## EXERCISE INPUT
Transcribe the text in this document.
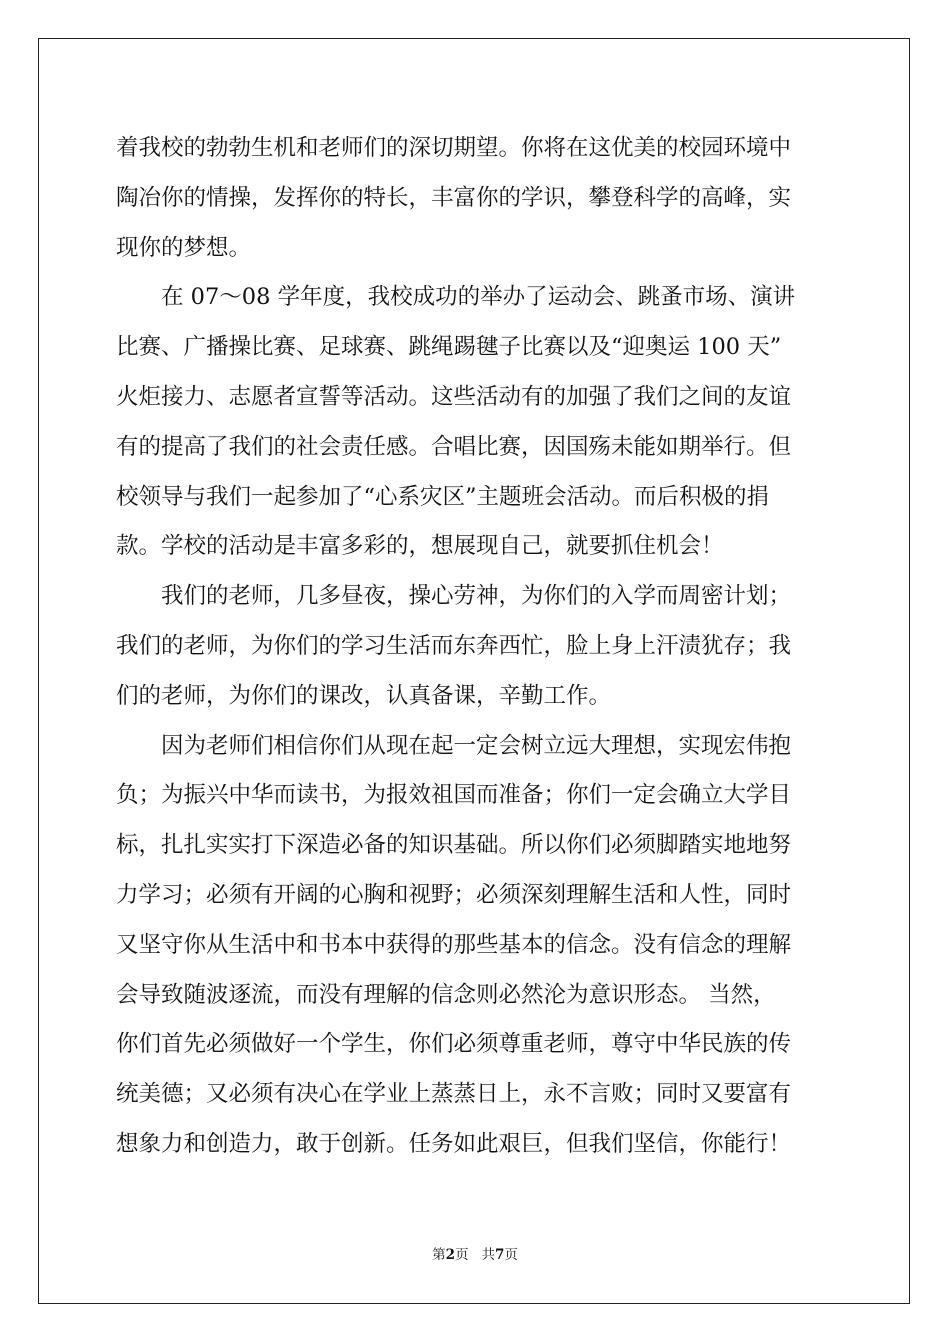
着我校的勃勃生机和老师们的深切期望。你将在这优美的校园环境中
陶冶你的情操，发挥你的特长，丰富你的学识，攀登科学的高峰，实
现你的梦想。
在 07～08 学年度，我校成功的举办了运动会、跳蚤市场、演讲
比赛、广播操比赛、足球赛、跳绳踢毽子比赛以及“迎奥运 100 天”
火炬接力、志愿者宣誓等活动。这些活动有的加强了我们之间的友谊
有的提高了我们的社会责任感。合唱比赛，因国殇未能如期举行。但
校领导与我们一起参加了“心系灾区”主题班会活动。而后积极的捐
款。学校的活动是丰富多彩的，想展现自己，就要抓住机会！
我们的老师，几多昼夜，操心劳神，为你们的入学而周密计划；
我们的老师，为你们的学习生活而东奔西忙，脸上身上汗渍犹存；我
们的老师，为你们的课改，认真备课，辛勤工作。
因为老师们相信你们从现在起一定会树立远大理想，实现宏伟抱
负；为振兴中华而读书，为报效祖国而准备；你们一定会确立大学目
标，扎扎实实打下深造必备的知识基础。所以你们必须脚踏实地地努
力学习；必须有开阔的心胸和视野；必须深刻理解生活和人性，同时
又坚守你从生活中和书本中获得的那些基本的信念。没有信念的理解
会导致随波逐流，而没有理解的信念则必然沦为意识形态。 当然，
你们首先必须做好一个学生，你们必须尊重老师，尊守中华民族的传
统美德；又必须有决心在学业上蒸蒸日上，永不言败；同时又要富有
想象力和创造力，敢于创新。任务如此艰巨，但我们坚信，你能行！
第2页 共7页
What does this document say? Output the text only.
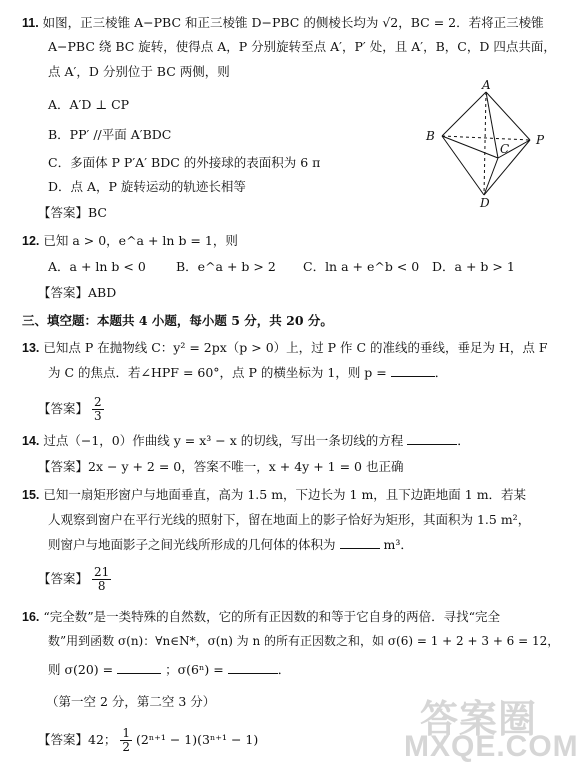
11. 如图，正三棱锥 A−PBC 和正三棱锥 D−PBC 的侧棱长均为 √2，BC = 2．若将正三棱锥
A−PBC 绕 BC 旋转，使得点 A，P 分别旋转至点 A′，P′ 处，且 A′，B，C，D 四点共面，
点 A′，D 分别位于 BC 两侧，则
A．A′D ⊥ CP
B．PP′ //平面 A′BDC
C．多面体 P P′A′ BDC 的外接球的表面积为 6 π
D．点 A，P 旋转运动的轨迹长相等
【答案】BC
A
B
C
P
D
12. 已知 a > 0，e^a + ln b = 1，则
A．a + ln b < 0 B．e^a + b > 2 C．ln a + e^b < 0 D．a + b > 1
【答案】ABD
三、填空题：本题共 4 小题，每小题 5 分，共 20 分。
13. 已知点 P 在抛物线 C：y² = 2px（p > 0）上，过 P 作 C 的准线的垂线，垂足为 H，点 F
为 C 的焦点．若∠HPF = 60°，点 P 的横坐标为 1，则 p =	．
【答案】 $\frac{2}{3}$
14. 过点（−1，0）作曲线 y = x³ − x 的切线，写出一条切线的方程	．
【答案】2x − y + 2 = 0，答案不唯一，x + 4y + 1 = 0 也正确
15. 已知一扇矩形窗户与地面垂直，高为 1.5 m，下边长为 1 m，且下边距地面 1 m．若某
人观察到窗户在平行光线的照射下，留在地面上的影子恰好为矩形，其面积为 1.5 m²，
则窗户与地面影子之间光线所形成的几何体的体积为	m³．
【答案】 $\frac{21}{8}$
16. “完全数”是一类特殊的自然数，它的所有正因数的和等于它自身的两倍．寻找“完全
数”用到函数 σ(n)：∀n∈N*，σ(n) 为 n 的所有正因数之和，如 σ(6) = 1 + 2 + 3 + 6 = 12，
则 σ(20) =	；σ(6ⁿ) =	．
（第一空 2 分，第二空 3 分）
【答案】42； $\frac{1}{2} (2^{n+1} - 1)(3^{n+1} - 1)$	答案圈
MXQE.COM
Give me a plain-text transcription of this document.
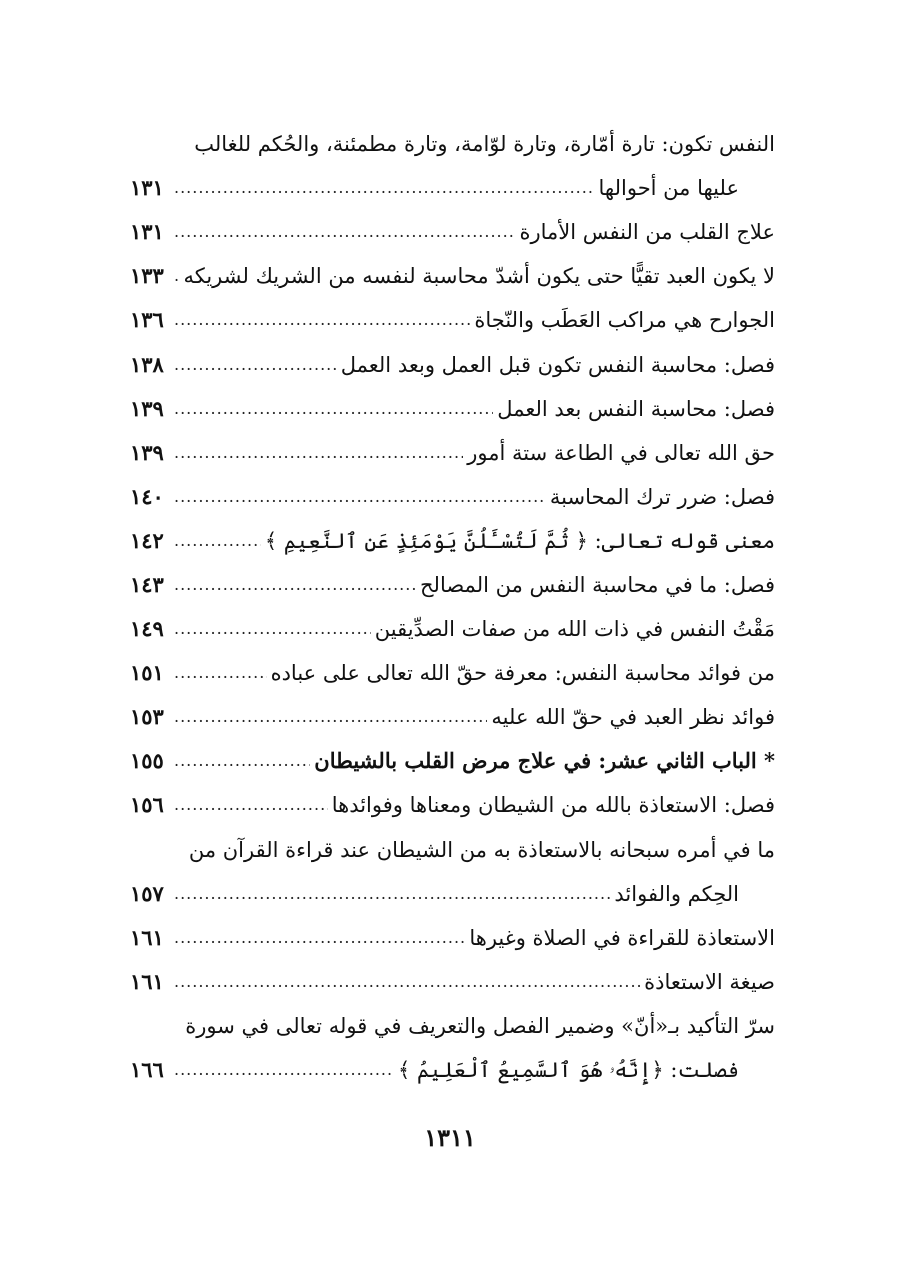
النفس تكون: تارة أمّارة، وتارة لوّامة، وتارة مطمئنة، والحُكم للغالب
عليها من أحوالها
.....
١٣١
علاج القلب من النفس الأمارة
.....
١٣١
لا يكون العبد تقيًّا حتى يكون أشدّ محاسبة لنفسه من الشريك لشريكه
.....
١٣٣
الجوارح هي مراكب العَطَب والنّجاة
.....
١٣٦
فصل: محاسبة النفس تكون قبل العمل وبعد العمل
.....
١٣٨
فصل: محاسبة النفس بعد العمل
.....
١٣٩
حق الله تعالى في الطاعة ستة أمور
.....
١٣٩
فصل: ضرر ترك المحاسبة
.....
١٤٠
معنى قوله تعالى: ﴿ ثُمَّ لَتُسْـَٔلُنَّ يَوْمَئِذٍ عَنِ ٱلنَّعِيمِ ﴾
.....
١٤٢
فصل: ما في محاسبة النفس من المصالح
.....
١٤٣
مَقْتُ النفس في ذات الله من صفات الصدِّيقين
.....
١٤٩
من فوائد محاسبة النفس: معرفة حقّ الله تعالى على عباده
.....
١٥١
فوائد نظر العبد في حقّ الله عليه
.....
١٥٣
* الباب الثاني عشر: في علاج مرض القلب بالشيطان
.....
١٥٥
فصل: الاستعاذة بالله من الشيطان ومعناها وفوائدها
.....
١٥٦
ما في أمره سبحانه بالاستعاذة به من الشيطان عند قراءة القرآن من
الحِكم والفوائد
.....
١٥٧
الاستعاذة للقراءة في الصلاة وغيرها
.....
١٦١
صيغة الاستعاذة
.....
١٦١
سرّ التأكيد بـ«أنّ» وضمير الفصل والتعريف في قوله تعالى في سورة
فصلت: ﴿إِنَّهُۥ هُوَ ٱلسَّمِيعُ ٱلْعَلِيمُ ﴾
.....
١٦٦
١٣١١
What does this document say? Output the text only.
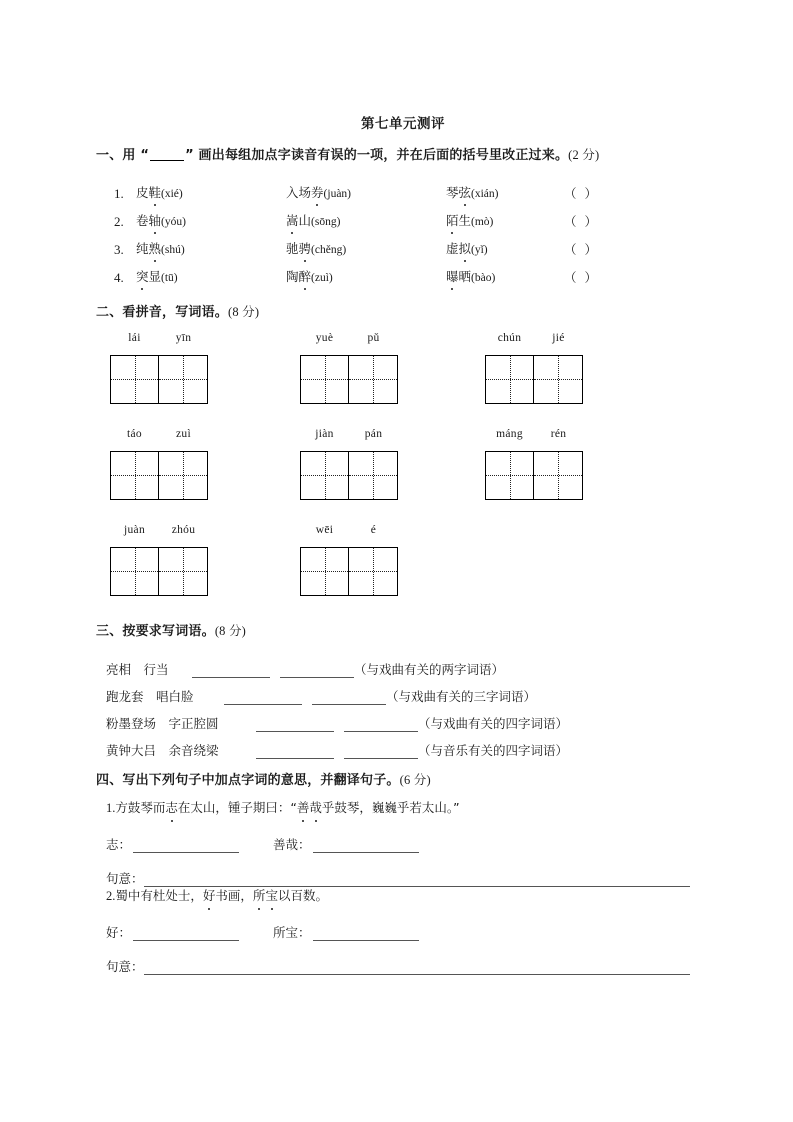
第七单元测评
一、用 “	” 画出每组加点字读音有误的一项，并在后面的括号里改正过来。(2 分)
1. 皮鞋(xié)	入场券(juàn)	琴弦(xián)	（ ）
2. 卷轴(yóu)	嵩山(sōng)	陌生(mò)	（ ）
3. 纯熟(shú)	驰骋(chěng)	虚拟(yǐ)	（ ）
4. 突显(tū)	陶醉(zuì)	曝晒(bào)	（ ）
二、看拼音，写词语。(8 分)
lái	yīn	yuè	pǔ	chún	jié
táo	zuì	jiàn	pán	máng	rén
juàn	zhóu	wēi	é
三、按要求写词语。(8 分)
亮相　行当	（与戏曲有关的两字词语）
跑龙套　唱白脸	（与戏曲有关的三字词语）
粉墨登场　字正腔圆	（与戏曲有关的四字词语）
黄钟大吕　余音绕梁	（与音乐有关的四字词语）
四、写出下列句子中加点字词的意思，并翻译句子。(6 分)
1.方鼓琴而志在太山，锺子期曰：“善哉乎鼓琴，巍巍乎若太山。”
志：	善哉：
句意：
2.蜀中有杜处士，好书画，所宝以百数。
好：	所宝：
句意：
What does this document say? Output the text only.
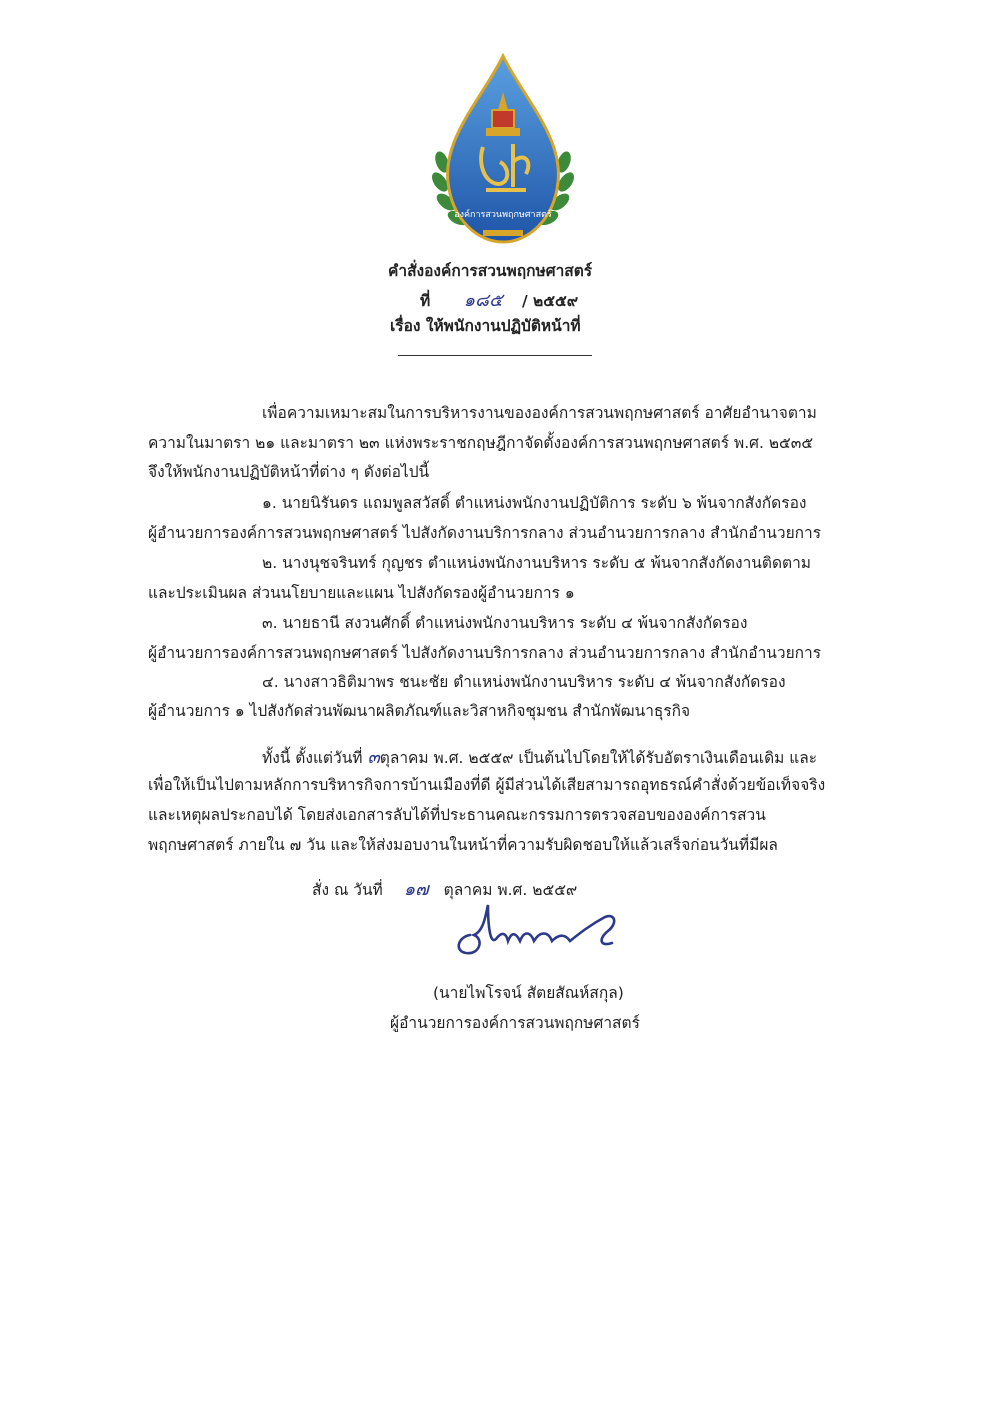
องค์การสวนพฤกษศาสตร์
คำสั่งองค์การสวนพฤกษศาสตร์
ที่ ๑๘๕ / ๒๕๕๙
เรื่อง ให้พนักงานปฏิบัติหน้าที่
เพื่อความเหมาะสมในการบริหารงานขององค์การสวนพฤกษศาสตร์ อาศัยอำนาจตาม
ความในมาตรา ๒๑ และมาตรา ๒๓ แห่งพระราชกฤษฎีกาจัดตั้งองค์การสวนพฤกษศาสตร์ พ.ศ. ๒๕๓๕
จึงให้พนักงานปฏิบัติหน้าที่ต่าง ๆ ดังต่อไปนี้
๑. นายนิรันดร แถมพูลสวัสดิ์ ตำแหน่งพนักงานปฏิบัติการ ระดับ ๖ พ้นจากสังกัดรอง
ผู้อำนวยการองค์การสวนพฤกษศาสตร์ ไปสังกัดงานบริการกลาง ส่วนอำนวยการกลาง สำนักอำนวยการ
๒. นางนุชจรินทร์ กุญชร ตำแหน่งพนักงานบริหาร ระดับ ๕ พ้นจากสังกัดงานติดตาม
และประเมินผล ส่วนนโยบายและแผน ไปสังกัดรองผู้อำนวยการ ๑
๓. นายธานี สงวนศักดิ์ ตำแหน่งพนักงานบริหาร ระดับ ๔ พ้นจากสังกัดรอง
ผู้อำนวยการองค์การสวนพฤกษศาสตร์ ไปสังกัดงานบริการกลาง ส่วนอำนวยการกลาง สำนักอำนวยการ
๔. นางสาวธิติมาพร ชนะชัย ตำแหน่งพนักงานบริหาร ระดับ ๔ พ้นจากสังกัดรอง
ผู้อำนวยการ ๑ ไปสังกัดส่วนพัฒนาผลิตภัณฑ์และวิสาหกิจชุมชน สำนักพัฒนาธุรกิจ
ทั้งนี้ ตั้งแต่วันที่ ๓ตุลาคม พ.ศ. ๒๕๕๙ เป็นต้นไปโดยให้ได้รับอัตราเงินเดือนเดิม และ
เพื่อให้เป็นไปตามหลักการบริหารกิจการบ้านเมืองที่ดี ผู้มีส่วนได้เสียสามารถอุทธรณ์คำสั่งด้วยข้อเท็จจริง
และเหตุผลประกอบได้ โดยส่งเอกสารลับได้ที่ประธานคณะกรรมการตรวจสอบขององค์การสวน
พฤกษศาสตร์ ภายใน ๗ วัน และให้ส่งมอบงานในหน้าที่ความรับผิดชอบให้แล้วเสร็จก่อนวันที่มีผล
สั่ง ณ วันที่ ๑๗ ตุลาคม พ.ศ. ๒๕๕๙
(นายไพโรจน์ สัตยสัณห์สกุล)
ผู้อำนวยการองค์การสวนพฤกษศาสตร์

## REQUIREMENTS
Find the string "นจากส" in the records, then copy each line where it occurs.

## RESULT
๑. นายนิรันดร แถมพูลสวัสดิ์ ตำแหน่งพนักงานปฏิบัติการ ระดับ ๖ พ้นจากสังกัดรอง
๒. นางนุชจรินทร์ กุญชร ตำแหน่งพนักงานบริหาร ระดับ ๕ พ้นจากสังกัดงานติดตาม
๓. นายธานี สงวนศักดิ์ ตำแหน่งพนักงานบริหาร ระดับ ๔ พ้นจากสังกัดรอง
๔. นางสาวธิติมาพร ชนะชัย ตำแหน่งพนักงานบริหาร ระดับ ๔ พ้นจากสังกัดรอง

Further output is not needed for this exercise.